**SHORT TASK:** Render all the lines below as a numbered list, skipping any blank lines and leaving the pictures out of your answer.

**EXTRACTED MATERIAL:**
====
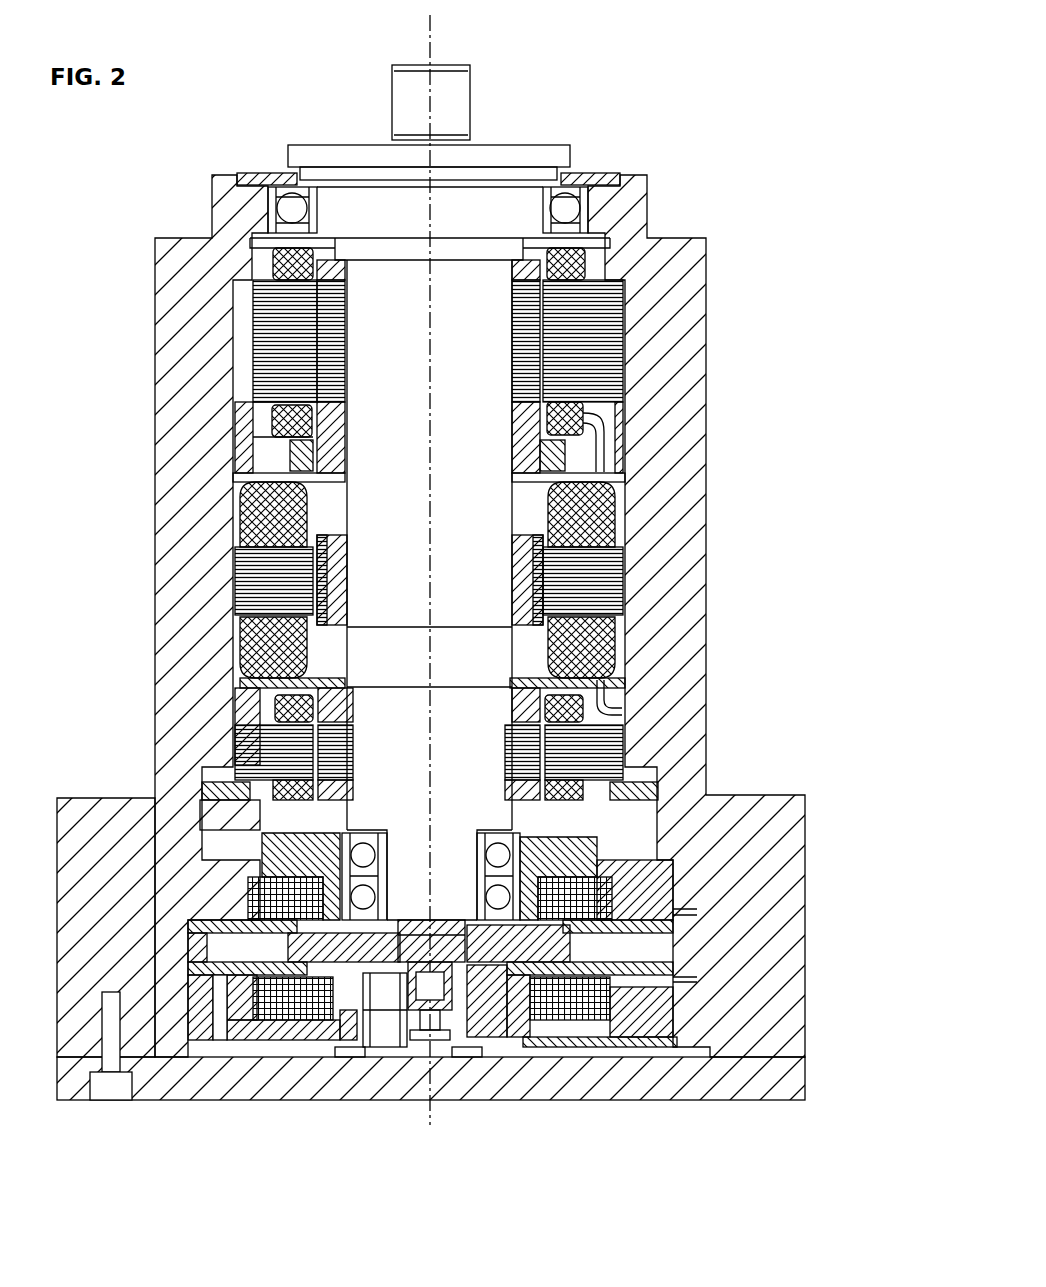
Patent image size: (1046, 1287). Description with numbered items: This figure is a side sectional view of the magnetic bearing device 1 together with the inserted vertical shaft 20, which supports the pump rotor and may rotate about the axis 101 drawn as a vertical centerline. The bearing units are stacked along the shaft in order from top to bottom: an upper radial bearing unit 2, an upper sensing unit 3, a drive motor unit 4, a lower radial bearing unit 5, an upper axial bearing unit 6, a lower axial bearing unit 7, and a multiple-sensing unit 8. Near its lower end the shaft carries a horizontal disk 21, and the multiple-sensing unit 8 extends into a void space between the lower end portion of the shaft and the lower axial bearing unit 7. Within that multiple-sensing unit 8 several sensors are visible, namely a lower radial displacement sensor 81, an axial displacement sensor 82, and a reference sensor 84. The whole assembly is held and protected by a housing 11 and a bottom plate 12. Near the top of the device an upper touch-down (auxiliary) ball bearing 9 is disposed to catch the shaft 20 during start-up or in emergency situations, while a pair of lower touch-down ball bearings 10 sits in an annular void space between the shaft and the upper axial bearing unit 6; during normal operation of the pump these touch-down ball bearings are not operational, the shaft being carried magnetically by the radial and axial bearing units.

The magnetic bearing device 1 is at (648, 148).
The upper radial bearing unit 2 is at (652, 366).
The upper sensing unit 3 is at (652, 452).
The drive motor unit 4 is at (652, 529).
The lower radial bearing unit 5 is at (652, 725).
The upper axial bearing unit 6 is at (692, 891).
The lower axial bearing unit 7 is at (692, 1001).
The multiple-sensing unit 8 is at (405, 1062).
The upper touch-down ball bearing 9 is at (570, 207).
The lower touch-down ball bearings 10 is at (497, 850).
The housing 11 is at (136, 830).
The bottom plate 12 is at (275, 1103).
The shaft 20 is at (357, 126).
The horizontal disk 21 is at (513, 950).
The lower radial displacement sensor 81 is at (483, 995).
The axial displacement sensor 82 is at (373, 1000).
The reference sensor 84 is at (352, 1062).
The axis 101 is at (450, 1064).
====
**WRITTEN ANSWER:**
1. Patent image size: (1046, 1287). Description with numbered items: This figure is a side sectional view of the magnetic bearing device 1 together with the inserted vertical shaft 20, which supports the pump rotor and may rotate about the axis 101 drawn as a vertical centerline. The bearing units are stacked along the shaft in order from top to bottom: an upper radial bearing unit 2, an upper sensing unit 3, a drive motor unit 4, a lower radial bearing unit 5, an upper axial bearing unit 6, a lower axial bearing unit 7, and a multiple-sensing unit 8. Near its lower end the shaft carries a horizontal disk 21, and the multiple-sensing unit 8 extends into a void space between the lower end portion of the shaft and the lower axial bearing unit 7. Within that multiple-sensing unit 8 several sensors are visible, namely a lower radial displacement sensor 81, an axial displacement sensor 82, and a reference sensor 84. The whole assembly is held and protected by a housing 11 and a bottom plate 12. Near the top of the device an upper touch-down (auxiliary) ball bearing 9 is disposed to catch the shaft 20 during start-up or in emergency situations, while a pair of lower touch-down ball bearings 10 sits in an annular void space between the shaft and the upper axial bearing unit 6; during normal operation of the pump these touch-down ball bearings are not operational, the shaft being carried magnetically by the radial and axial bearing units.
2. The magnetic bearing device 1 is at (648, 148).
3. The upper radial bearing unit 2 is at (652, 366).
4. The upper sensing unit 3 is at (652, 452).
5. The drive motor unit 4 is at (652, 529).
6. The lower radial bearing unit 5 is at (652, 725).
7. The upper axial bearing unit 6 is at (692, 891).
8. The lower axial bearing unit 7 is at (692, 1001).
9. The multiple-sensing unit 8 is at (405, 1062).
10. The upper touch-down ball bearing 9 is at (570, 207).
11. The lower touch-down ball bearings 10 is at (497, 850).
12. The housing 11 is at (136, 830).
13. The bottom plate 12 is at (275, 1103).
14. The shaft 20 is at (357, 126).
15. The horizontal disk 21 is at (513, 950).
16. The lower radial displacement sensor 81 is at (483, 995).
17. The axial displacement sensor 82 is at (373, 1000).
18. The reference sensor 84 is at (352, 1062).
19. The axis 101 is at (450, 1064).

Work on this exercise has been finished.